__EXERCISE__. Extract from the listing each line in which the word "Price" appears.

[Records that describe figures]

+ + + +

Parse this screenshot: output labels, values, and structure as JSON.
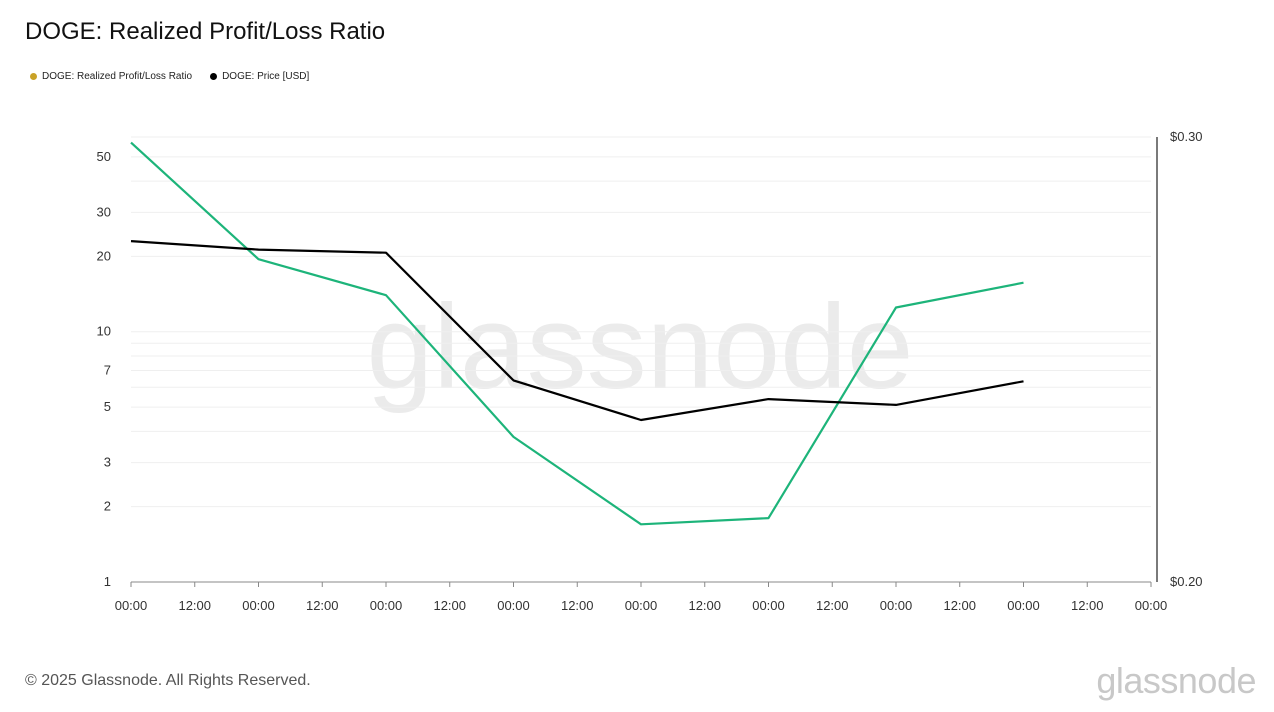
{
  "title": "DOGE: Realized Profit/Loss Ratio",
  "legend": [
    {
      "label": "DOGE: Realized Profit/Loss Ratio",
      "color": "#c9a227"
    },
    {
      "label": "DOGE: Price [USD]",
      "color": "#000000"
    }
  ],
  "footer": "© 2025 Glassnode. All Rights Reserved.",
  "brand": "glassnode",
  "watermark": "glassnode",
  "chart_data": {
    "type": "line",
    "x_tick_labels": [
      "00:00",
      "12:00",
      "00:00",
      "12:00",
      "00:00",
      "12:00",
      "00:00",
      "12:00",
      "00:00",
      "12:00",
      "00:00",
      "12:00",
      "00:00",
      "12:00",
      "00:00",
      "12:00",
      "00:00"
    ],
    "left_axis": {
      "scale": "log",
      "ylim": [
        1,
        60
      ],
      "tick_labels": [
        "1",
        "2",
        "3",
        "5",
        "7",
        "10",
        "20",
        "30",
        "50"
      ],
      "tick_values": [
        1,
        2,
        3,
        5,
        7,
        10,
        20,
        30,
        50
      ]
    },
    "right_axis": {
      "ylim": [
        0.2,
        0.3
      ],
      "tick_labels": [
        "$0.20",
        "$0.30"
      ]
    },
    "grid": true,
    "legend_position": "top-left",
    "series": [
      {
        "name": "DOGE: Realized Profit/Loss Ratio",
        "axis": "left",
        "color": "#1db47a",
        "values": [
          57,
          19.5,
          14,
          3.8,
          1.7,
          1.8,
          12.5,
          15.7
        ]
      },
      {
        "name": "DOGE: Price [USD]",
        "axis": "right",
        "color": "#000000",
        "values": [
          0.2766,
          0.2747,
          0.274,
          0.2453,
          0.2364,
          0.2411,
          0.2398,
          0.2451
        ]
      }
    ]
  }
}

+ + + +

__ANSWER FOR THE TASK__.
      "label": "DOGE: Price [USD]",
        "name": "DOGE: Price [USD]",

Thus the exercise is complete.